▶ [WRITTEN INSTRUCTION]: From the entries below, copy every line that holds the word "Similarly".

— Begin —

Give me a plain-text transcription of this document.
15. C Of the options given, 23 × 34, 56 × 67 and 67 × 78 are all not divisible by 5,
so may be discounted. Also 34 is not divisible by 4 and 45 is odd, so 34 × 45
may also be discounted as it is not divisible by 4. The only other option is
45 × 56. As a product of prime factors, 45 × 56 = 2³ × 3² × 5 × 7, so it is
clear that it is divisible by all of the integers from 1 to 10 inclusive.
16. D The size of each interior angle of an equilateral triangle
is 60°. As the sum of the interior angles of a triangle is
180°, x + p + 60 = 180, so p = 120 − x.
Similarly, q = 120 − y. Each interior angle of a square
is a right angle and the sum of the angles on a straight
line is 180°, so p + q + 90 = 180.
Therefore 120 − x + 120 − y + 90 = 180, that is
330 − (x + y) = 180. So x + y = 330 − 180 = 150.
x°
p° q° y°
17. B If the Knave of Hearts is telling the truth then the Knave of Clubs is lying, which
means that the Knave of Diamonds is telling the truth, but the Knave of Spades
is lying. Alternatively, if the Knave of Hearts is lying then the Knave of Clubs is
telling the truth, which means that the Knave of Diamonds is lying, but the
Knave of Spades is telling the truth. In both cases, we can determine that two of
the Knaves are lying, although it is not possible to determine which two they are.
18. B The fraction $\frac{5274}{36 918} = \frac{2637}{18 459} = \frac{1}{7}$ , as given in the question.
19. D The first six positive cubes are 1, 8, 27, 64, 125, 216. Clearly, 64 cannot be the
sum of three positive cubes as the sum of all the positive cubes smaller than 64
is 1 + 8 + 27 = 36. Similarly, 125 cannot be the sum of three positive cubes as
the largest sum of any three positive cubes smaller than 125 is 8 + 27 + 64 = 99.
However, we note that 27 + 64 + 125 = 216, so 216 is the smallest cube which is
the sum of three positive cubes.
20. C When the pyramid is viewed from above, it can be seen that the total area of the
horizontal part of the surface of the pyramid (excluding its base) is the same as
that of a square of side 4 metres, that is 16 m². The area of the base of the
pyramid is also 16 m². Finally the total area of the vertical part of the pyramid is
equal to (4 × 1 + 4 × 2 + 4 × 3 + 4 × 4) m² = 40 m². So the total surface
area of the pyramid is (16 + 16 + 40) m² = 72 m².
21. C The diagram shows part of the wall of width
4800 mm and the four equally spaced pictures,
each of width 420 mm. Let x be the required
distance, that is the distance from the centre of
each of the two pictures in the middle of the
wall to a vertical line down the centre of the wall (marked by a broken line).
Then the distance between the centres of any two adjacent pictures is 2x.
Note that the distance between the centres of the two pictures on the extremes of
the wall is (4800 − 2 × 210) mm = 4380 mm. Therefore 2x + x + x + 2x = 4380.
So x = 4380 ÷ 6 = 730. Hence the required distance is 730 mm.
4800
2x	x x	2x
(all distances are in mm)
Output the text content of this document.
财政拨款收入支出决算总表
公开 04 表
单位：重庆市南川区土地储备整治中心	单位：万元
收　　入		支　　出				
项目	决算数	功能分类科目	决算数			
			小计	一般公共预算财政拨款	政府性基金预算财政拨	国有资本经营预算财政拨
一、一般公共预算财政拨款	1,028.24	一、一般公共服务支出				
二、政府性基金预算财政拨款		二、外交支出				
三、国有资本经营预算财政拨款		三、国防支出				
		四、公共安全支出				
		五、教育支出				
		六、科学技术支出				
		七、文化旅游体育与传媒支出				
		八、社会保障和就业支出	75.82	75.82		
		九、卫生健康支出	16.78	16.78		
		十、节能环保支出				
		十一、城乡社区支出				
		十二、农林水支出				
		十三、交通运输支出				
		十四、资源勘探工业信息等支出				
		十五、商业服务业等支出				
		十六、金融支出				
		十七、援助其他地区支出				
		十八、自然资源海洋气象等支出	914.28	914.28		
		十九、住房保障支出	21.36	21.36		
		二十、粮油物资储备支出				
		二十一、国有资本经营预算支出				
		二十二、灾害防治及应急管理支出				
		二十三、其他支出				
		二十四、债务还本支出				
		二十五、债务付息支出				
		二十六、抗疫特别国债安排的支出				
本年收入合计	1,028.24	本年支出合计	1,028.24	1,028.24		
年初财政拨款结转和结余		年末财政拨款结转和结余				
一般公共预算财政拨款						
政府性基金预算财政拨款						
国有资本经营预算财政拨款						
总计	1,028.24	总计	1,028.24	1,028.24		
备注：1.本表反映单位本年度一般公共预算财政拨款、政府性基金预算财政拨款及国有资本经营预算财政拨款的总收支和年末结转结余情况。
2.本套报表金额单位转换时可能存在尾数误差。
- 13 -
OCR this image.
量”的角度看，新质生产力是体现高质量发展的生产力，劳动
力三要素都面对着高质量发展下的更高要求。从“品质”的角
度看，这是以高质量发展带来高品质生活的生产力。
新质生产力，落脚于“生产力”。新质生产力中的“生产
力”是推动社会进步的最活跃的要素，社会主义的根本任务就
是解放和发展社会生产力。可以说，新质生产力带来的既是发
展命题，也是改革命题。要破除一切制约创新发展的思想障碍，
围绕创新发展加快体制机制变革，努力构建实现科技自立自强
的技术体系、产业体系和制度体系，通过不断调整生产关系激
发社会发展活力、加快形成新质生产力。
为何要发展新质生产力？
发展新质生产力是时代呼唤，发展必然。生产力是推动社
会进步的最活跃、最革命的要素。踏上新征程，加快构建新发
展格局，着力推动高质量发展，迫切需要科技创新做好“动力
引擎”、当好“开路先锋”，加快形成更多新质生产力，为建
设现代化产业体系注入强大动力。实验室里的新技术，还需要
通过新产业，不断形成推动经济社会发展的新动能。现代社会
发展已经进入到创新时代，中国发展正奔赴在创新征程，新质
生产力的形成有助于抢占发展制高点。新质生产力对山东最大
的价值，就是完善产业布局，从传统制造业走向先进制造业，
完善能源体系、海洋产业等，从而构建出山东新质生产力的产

— End —

▶ [EXERCISE SOLUTION]:
Similarly, q = 120 − y. Each interior angle of a square
is 1 + 8 + 27 = 36. Similarly, 125 cannot be the sum of three positive cubes as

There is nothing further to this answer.